* **PROBLEM DESCRIPTION**: Please retype every entry as written, and keep the pictures out.
::: STUDY MATERIAL
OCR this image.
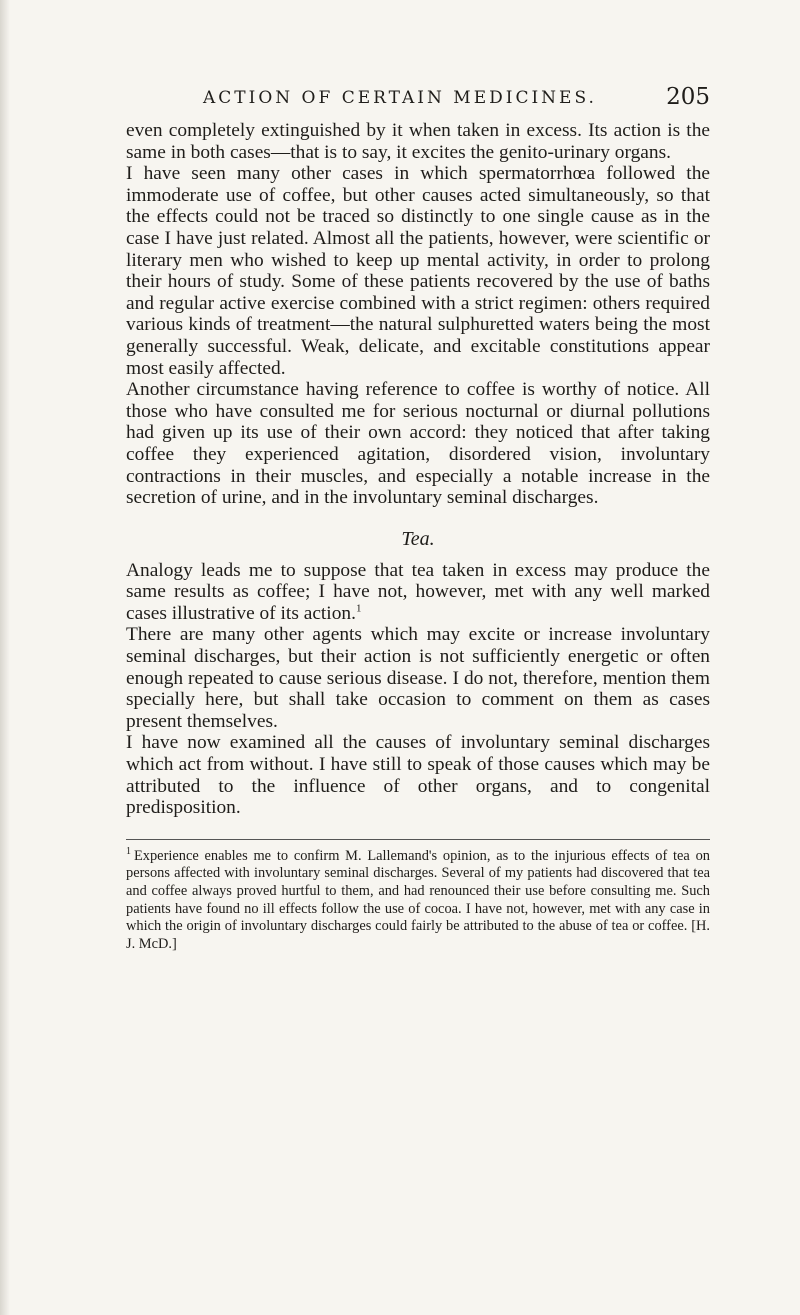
ACTION OF CERTAIN MEDICINES.	205

even completely extinguished by it when taken in excess. Its action is the same in both cases—that is to say, it excites the genito-urinary organs.

I have seen many other cases in which spermatorrhœa followed the immoderate use of coffee, but other causes acted simultaneously, so that the effects could not be traced so distinctly to one single cause as in the case I have just related. Almost all the patients, however, were scientific or literary men who wished to keep up mental activity, in order to prolong their hours of study. Some of these patients recovered by the use of baths and regular active exercise combined with a strict regimen: others required various kinds of treatment—the natural sulphuretted waters being the most generally successful. Weak, delicate, and excitable constitutions appear most easily affected.

Another circumstance having reference to coffee is worthy of notice. All those who have consulted me for serious nocturnal or diurnal pollutions had given up its use of their own accord: they noticed that after taking coffee they experienced agitation, disordered vision, involuntary contractions in their muscles, and especially a notable increase in the secretion of urine, and in the involuntary seminal discharges.

Tea.

Analogy leads me to suppose that tea taken in excess may produce the same results as coffee; I have not, however, met with any well marked cases illustrative of its action.$^1$

There are many other agents which may excite or increase involuntary seminal discharges, but their action is not sufficiently energetic or often enough repeated to cause serious disease. I do not, therefore, mention them specially here, but shall take occasion to comment on them as cases present themselves.

I have now examined all the causes of involuntary seminal discharges which act from without. I have still to speak of those causes which may be attributed to the influence of other organs, and to congenital predisposition.

$^1$ Experience enables me to confirm M. Lallemand's opinion, as to the injurious effects of tea on persons affected with involuntary seminal discharges. Several of my patients had discovered that tea and coffee always proved hurtful to them, and had renounced their use before consulting me. Such patients have found no ill effects follow the use of cocoa. I have not, however, met with any case in which the origin of involuntary discharges could fairly be attributed to the abuse of tea or coffee. [H. J. McD.]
::::::
* **SOLUTION TO THE PROBLEM**:
OCR this image.
ACTION OF CERTAIN MEDICINES.	205

even completely extinguished by it when taken in excess. Its action is the same in both cases—that is to say, it excites the genito-urinary organs.

I have seen many other cases in which spermatorrhœa followed the immoderate use of coffee, but other causes acted simultaneously, so that the effects could not be traced so distinctly to one single cause as in the case I have just related. Almost all the patients, however, were scientific or literary men who wished to keep up mental activity, in order to prolong their hours of study. Some of these patients recovered by the use of baths and regular active exercise combined with a strict regimen: others required various kinds of treatment—the natural sulphuretted waters being the most generally successful. Weak, delicate, and excitable constitutions appear most easily affected.

Another circumstance having reference to coffee is worthy of notice. All those who have consulted me for serious nocturnal or diurnal pollutions had given up its use of their own accord: they noticed that after taking coffee they experienced agitation, disordered vision, involuntary contractions in their muscles, and especially a notable increase in the secretion of urine, and in the involuntary seminal discharges.

Tea.

Analogy leads me to suppose that tea taken in excess may produce the same results as coffee; I have not, however, met with any well marked cases illustrative of its action.$^1$

There are many other agents which may excite or increase involuntary seminal discharges, but their action is not sufficiently energetic or often enough repeated to cause serious disease. I do not, therefore, mention them specially here, but shall take occasion to comment on them as cases present themselves.

I have now examined all the causes of involuntary seminal discharges which act from without. I have still to speak of those causes which may be attributed to the influence of other organs, and to congenital predisposition.

$^1$ Experience enables me to confirm M. Lallemand's opinion, as to the injurious effects of tea on persons affected with involuntary seminal discharges. Several of my patients had discovered that tea and coffee always proved hurtful to them, and had renounced their use before consulting me. Such patients have found no ill effects follow the use of cocoa. I have not, however, met with any case in which the origin of involuntary discharges could fairly be attributed to the abuse of tea or coffee. [H. J. McD.]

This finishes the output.